• **JOB**:
Tally up the lines that include "this" and state that number by itself.

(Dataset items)
= = = = =

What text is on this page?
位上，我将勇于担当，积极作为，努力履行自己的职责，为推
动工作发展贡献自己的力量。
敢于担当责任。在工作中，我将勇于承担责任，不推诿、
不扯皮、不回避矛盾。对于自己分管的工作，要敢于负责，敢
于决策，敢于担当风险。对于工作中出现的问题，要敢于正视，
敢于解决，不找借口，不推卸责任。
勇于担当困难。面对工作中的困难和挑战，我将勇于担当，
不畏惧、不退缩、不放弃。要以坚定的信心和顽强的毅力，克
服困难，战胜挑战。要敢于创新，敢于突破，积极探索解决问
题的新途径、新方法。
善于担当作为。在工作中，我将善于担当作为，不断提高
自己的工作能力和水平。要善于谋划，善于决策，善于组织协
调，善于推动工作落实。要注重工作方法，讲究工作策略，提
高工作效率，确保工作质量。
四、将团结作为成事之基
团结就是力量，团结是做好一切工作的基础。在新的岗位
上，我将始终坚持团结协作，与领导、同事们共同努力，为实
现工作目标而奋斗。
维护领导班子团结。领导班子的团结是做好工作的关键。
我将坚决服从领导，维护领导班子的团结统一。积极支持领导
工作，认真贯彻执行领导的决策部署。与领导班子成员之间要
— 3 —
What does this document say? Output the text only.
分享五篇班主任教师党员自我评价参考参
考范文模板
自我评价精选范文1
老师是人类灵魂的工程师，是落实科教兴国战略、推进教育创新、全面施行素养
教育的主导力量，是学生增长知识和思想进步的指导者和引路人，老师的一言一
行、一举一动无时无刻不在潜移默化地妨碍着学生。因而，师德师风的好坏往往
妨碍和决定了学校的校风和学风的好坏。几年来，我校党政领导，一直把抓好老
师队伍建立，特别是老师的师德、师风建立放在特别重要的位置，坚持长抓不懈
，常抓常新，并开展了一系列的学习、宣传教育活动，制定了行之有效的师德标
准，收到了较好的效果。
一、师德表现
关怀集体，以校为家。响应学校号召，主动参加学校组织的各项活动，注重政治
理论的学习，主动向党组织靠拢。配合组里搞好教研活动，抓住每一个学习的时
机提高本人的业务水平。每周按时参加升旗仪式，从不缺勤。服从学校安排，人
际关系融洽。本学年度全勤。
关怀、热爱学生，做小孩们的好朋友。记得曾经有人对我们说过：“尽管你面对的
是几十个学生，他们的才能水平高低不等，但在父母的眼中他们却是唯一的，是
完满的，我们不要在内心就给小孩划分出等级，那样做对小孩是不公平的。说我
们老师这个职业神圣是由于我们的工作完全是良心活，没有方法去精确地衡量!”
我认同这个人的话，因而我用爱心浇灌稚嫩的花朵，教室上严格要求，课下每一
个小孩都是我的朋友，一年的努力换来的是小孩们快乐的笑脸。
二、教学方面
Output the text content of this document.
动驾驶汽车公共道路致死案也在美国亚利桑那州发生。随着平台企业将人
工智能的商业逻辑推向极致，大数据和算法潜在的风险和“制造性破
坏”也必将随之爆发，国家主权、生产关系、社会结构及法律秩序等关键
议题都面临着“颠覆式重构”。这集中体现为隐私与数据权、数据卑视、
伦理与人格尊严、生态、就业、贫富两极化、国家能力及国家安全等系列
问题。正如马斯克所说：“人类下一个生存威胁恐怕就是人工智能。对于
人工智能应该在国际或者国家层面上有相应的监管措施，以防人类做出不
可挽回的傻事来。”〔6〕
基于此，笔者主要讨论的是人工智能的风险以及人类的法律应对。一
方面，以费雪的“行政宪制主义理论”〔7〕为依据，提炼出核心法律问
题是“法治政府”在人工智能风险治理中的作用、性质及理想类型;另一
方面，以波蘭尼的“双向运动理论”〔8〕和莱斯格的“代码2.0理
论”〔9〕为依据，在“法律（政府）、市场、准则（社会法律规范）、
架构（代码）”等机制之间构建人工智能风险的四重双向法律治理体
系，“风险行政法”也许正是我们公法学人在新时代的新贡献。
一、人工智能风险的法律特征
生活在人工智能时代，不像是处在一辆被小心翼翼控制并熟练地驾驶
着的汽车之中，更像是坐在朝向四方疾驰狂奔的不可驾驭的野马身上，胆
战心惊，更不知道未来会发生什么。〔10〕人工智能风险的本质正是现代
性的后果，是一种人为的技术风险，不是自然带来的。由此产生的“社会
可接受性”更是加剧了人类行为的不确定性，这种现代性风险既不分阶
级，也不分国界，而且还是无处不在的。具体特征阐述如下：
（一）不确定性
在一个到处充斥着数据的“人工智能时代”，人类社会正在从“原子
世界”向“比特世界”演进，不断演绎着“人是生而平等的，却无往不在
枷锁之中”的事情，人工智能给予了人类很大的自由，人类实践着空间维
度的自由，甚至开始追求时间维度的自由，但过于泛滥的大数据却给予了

= = = = =

• **EXERCISE RESULT**:
3